Exercise task ->
Copy out each line of the listing that has the word "COMPUTER" in it.

Supplied data ->
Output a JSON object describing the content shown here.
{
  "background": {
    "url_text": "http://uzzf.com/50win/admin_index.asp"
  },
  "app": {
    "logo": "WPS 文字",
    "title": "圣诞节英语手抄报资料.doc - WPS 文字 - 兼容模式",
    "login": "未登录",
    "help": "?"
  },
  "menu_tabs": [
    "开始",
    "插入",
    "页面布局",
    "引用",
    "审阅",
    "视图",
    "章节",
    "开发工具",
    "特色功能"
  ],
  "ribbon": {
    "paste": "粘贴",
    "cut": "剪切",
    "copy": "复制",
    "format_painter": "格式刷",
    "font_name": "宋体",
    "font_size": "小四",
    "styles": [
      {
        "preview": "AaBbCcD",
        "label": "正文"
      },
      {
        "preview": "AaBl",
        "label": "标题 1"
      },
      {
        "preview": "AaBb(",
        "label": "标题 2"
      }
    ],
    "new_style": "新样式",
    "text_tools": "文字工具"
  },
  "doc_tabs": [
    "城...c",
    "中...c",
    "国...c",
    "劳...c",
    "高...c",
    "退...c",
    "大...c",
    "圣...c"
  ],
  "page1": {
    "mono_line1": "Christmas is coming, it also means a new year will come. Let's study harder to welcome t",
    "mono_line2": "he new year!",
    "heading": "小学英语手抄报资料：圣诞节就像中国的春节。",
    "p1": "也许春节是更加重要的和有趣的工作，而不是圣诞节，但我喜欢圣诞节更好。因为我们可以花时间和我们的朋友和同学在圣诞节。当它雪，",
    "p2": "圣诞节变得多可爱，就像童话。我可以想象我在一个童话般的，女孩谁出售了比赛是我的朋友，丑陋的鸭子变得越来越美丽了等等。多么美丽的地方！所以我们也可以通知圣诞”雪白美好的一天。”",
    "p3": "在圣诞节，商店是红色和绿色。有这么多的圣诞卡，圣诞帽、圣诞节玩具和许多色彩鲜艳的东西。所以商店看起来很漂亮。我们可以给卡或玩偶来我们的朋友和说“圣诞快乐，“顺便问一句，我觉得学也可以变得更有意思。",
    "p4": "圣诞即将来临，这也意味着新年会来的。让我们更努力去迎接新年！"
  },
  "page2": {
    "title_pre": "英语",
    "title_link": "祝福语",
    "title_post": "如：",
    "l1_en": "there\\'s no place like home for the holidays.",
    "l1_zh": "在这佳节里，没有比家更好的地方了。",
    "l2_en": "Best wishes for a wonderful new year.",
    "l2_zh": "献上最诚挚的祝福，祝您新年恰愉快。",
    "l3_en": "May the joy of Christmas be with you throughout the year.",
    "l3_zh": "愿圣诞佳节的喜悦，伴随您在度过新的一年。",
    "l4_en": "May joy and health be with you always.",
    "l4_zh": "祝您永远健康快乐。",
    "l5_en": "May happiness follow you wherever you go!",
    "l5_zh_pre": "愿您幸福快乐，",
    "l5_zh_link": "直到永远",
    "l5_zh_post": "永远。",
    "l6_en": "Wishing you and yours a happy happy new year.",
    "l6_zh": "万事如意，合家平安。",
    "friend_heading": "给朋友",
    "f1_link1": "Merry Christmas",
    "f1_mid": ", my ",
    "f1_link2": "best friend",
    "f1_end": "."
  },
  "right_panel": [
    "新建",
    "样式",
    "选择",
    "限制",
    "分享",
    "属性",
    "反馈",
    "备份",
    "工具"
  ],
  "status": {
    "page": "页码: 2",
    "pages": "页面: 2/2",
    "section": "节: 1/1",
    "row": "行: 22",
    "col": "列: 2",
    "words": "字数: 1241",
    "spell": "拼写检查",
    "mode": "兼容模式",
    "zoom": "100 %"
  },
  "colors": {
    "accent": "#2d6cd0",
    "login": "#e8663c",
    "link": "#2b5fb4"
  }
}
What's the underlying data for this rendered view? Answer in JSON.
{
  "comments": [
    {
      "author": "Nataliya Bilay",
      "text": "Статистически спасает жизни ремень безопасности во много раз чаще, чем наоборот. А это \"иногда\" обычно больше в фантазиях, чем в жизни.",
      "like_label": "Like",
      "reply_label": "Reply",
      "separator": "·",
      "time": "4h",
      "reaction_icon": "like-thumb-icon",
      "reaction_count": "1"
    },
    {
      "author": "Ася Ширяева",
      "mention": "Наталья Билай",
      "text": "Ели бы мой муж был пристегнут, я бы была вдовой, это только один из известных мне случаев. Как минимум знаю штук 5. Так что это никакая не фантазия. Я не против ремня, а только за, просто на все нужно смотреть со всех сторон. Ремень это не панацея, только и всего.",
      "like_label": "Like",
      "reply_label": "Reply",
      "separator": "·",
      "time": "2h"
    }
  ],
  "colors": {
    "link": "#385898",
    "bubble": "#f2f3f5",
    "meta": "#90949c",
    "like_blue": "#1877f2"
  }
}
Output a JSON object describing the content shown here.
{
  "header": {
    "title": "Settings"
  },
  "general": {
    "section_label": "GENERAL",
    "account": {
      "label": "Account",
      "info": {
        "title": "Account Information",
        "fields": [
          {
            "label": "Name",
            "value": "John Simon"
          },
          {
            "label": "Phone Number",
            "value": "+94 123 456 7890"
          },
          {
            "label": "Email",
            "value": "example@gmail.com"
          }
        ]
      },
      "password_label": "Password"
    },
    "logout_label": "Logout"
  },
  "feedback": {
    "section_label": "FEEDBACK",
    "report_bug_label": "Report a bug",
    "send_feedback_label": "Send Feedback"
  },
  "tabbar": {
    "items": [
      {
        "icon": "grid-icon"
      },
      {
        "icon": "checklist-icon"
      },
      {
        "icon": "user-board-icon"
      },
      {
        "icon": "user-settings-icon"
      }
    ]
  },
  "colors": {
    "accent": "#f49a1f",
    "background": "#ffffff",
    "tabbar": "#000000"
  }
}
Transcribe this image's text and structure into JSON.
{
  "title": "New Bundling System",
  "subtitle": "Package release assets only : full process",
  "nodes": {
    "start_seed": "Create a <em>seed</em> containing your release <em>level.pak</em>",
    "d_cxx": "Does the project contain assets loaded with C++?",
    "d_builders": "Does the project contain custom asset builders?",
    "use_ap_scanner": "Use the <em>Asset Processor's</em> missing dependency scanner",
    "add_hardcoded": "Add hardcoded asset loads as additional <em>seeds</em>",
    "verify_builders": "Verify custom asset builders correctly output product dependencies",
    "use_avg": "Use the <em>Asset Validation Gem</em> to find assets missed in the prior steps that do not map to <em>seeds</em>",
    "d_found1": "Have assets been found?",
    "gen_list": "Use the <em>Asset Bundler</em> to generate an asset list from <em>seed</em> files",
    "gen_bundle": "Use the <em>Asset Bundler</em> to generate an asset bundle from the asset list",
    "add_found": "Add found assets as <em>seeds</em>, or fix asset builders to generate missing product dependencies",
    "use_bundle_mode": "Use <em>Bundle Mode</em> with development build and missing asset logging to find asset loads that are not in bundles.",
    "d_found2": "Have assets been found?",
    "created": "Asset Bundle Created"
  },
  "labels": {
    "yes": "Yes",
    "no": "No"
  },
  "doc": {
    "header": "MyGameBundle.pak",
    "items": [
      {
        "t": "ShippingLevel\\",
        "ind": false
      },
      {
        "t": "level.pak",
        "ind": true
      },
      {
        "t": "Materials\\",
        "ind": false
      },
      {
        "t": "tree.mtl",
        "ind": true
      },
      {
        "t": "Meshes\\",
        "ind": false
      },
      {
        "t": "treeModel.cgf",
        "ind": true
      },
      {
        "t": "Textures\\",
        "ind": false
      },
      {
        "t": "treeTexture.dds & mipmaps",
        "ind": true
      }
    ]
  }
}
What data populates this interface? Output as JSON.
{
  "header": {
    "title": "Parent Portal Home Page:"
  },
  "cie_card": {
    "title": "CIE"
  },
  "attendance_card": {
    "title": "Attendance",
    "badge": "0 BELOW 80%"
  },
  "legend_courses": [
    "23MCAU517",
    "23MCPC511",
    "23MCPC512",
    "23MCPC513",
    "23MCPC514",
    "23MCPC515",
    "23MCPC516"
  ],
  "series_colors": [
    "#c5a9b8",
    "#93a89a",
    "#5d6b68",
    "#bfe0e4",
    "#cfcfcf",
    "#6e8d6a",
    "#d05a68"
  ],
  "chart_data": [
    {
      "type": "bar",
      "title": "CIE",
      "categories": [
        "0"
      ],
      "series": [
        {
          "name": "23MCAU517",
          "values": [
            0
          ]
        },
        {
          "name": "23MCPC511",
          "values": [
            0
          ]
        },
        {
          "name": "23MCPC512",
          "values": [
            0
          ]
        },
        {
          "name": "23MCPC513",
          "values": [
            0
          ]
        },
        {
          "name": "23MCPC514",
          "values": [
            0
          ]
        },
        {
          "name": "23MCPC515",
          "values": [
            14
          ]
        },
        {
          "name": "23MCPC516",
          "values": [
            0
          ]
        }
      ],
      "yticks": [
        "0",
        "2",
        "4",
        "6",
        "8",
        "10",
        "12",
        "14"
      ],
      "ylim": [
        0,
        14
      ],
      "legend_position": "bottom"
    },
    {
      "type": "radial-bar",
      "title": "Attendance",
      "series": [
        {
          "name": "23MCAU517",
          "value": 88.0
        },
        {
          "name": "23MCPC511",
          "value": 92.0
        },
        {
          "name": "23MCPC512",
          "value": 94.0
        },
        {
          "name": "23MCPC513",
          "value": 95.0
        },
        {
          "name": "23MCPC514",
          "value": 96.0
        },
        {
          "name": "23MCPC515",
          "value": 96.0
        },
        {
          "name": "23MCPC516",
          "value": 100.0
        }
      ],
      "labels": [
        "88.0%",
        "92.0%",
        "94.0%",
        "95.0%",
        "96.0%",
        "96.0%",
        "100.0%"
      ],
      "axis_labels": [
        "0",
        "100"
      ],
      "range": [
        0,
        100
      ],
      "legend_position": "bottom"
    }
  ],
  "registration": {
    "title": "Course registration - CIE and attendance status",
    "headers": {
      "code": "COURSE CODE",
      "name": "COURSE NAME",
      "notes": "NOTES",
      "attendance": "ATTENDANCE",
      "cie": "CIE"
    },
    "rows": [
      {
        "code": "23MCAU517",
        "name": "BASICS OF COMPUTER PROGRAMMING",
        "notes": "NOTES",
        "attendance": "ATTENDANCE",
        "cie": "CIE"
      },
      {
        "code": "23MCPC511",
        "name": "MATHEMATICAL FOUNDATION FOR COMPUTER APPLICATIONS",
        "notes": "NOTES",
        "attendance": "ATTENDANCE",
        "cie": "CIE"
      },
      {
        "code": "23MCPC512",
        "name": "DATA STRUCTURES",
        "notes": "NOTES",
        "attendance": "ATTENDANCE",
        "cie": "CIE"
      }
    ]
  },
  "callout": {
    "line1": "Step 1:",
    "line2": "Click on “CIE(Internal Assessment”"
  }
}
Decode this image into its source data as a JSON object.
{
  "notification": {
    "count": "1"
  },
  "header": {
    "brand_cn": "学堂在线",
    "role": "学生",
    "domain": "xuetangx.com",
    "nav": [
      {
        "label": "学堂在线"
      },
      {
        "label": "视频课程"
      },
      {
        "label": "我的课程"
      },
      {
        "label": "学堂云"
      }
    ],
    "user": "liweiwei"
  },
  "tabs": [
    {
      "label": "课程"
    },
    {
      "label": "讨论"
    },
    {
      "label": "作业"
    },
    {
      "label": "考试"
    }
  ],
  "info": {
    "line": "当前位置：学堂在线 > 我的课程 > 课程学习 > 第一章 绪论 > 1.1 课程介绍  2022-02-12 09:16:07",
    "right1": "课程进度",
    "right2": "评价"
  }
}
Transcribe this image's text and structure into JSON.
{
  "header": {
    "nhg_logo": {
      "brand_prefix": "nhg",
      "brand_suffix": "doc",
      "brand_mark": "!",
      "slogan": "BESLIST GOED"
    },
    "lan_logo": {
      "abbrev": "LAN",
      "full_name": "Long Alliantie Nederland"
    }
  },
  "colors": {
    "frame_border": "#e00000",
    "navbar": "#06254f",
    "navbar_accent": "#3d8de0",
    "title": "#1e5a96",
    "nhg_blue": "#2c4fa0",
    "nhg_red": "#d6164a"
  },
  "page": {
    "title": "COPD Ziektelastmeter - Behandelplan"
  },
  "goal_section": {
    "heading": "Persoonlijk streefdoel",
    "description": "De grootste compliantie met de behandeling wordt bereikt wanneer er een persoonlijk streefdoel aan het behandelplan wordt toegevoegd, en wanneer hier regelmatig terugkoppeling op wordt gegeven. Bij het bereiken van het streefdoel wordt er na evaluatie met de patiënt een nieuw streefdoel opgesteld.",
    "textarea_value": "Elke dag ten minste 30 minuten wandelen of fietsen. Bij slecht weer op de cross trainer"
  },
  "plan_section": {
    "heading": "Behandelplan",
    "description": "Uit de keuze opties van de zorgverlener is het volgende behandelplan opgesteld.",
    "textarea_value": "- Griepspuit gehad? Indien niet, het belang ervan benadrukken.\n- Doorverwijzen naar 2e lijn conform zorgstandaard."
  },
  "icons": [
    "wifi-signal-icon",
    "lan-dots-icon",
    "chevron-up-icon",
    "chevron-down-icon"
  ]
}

Completed exercise ->
        "name": "BASICS OF COMPUTER PROGRAMMING",
        "name": "MATHEMATICAL FOUNDATION FOR COMPUTER APPLICATIONS",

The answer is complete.